*** Getoonde tekst
Deze overwegingen vindt de Hoge Raad vervolgens niet onbegrijpelijk. De Hoge Raad merkt daarbij nog op dat gelet op de ambities van VZVZ met het systeem en de veranderingen in de regelgeving, waarbij ‘privacy by design’ en ‘privacy by default’ uitdrukkelijk tot uitgangspunt zijn genomen (art. 25 lid 1 en 2 AVG), eens te meer in de rede ligt wat het hof van VZVZ verwacht.
******
*** Uittreksel gegevens
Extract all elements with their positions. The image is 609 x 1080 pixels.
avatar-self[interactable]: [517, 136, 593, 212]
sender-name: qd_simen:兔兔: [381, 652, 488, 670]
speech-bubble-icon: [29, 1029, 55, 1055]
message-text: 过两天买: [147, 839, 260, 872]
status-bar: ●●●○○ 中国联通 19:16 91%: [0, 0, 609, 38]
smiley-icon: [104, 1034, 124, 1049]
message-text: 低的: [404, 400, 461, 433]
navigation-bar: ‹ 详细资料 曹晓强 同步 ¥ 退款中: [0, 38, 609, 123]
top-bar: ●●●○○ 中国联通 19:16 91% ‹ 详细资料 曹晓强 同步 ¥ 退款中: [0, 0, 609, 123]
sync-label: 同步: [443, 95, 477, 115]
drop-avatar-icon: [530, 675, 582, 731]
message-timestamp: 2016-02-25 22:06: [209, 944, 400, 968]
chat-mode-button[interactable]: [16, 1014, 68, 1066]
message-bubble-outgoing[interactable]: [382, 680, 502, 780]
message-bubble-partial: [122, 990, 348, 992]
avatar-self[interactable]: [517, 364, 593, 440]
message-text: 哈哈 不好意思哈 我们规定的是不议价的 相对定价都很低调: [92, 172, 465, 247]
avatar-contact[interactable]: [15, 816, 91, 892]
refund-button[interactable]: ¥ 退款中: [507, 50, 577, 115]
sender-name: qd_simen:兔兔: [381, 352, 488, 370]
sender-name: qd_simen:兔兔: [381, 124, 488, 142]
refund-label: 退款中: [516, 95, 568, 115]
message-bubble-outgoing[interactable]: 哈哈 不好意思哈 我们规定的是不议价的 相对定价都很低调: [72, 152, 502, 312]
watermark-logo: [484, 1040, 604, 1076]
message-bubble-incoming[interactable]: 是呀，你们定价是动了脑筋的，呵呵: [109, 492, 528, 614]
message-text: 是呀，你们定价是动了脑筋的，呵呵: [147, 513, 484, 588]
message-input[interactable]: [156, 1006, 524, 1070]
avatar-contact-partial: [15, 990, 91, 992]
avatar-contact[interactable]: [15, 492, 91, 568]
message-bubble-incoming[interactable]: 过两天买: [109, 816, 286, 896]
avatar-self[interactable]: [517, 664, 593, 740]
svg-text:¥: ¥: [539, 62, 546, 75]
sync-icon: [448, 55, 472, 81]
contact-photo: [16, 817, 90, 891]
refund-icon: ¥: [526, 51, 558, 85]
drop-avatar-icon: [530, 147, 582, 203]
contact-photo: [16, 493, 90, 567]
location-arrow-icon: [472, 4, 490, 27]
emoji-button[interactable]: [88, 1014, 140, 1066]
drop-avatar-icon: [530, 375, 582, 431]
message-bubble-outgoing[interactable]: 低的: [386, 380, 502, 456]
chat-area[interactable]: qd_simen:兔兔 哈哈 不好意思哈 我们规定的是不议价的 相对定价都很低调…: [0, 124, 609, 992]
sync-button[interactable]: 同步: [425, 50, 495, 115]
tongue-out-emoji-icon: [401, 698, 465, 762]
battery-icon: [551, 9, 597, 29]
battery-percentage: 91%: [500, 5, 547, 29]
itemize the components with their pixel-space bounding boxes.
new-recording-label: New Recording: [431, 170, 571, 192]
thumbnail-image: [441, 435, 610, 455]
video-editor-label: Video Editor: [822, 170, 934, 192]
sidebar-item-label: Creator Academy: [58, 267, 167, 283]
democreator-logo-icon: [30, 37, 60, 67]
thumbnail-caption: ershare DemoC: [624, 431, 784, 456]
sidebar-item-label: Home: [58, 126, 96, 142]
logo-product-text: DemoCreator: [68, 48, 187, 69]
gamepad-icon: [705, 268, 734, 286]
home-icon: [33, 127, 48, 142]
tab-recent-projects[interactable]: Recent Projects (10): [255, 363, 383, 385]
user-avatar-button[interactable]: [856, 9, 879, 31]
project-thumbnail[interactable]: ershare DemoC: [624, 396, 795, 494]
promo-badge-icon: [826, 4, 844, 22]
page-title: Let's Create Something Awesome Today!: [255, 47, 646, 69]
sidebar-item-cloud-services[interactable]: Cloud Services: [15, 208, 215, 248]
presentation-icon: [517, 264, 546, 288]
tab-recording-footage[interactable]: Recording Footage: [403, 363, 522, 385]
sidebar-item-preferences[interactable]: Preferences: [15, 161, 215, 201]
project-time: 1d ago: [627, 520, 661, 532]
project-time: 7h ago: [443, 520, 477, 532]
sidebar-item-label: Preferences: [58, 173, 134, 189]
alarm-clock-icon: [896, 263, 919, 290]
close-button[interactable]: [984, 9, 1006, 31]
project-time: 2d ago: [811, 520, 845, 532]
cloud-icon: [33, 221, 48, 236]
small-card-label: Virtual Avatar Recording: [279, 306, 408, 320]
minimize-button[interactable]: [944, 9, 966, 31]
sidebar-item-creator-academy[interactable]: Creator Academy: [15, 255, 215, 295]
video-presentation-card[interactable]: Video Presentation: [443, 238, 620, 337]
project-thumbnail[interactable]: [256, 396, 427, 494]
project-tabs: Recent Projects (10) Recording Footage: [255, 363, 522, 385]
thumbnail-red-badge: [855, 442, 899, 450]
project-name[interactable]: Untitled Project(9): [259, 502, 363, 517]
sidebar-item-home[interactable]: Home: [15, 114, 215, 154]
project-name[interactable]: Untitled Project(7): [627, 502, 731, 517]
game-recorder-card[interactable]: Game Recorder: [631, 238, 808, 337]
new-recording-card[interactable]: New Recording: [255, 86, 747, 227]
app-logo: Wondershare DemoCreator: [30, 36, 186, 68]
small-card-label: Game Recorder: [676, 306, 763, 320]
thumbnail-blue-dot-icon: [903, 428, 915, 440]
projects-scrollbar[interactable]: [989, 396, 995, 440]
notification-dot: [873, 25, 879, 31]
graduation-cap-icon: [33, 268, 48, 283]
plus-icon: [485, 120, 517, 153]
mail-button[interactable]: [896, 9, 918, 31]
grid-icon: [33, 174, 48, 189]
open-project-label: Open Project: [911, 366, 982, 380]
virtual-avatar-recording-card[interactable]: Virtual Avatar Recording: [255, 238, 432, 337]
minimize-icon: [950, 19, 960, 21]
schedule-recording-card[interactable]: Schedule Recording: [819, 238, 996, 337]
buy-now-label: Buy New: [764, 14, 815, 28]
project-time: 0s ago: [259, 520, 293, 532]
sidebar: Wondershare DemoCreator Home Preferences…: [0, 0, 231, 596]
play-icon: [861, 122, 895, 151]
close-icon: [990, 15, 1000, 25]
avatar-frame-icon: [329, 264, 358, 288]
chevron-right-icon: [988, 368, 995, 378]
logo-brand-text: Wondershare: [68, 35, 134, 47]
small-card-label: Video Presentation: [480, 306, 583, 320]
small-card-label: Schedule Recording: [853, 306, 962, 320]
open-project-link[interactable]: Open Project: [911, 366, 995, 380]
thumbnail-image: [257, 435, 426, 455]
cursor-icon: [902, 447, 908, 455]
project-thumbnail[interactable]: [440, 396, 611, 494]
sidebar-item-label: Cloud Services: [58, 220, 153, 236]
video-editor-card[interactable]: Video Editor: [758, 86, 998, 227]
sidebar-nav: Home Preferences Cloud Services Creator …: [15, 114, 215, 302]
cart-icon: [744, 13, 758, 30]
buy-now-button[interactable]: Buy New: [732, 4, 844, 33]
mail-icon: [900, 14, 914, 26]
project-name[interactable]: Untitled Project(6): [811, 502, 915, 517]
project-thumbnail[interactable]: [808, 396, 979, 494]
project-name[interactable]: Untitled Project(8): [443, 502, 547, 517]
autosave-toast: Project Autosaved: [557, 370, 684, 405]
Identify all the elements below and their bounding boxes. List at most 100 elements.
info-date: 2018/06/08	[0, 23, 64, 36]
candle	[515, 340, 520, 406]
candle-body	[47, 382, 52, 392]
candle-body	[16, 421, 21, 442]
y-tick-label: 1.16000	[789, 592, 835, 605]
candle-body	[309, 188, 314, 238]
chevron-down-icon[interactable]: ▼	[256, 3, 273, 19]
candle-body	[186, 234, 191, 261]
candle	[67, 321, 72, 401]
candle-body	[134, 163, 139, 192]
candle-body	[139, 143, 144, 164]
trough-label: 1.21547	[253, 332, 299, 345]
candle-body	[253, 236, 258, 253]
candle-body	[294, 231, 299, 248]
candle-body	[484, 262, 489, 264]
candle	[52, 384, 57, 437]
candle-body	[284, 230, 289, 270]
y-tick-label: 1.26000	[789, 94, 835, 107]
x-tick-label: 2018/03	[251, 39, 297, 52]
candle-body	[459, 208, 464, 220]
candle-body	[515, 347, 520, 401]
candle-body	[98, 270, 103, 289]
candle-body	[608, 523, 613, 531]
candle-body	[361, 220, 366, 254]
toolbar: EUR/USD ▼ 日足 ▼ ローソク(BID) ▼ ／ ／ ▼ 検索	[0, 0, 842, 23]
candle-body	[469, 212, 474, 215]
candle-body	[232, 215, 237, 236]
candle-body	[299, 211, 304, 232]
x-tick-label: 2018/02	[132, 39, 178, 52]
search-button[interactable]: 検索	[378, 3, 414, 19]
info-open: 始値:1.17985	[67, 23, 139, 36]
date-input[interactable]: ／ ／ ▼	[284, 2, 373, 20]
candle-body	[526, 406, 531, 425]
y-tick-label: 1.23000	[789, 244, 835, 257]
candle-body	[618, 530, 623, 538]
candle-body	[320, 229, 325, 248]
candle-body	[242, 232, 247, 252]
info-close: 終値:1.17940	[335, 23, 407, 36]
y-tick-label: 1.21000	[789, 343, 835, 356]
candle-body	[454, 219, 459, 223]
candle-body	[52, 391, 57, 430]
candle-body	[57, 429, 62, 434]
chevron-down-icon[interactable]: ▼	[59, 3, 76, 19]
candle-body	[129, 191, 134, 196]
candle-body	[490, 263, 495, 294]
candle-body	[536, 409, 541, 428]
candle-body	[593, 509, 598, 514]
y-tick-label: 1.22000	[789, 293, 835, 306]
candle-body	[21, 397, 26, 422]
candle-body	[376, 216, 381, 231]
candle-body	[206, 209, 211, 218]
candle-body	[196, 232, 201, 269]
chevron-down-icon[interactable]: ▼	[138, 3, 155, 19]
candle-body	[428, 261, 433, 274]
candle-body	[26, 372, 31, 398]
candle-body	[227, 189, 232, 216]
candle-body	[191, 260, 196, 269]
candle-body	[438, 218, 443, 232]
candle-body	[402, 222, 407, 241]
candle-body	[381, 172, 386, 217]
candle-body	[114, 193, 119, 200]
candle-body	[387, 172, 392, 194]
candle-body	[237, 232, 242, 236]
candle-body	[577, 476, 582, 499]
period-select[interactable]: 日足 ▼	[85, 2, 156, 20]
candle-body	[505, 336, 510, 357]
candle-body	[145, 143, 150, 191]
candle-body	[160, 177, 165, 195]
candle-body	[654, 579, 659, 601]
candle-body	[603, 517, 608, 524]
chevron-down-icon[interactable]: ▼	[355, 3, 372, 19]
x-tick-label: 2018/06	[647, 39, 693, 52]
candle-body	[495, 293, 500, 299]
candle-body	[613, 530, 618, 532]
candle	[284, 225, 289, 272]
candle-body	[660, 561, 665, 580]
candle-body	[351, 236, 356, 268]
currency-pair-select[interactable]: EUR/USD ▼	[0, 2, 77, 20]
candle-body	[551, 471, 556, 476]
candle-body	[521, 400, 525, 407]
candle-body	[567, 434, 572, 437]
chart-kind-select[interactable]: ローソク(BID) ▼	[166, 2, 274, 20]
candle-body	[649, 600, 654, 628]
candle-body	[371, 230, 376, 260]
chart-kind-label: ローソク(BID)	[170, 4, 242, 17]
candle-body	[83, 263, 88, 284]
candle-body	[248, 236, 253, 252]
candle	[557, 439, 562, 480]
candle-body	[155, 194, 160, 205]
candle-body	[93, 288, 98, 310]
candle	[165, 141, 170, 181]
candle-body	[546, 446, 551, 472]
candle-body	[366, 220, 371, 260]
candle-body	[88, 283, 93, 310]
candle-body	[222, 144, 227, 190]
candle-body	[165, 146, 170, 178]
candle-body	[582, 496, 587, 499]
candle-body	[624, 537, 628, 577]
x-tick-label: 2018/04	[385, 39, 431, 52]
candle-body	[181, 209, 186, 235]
******
_Opdracht:_
Geef alstublieft het deel van de getoonde tekst dat begint met de woorden "Deze overwegingen vindt" en eindigt met "van VZVZ verwacht." letterlijk weer. De records zijn afkomstig uit een andere bron.

_Uitwerking:_
Deze overwegingen vindt de Hoge Raad vervolgens niet onbegrijpelijk. De Hoge Raad merkt daarbij nog op dat gelet op de ambities van VZVZ met het systeem en de veranderingen in de regelgeving, waarbij ‘privacy by design’ en ‘privacy by default’ uitdrukkelijk tot uitgangspunt zijn genomen (art. 25 lid 1 en 2 AVG), eens te meer in de rede ligt wat het hof van VZVZ verwacht.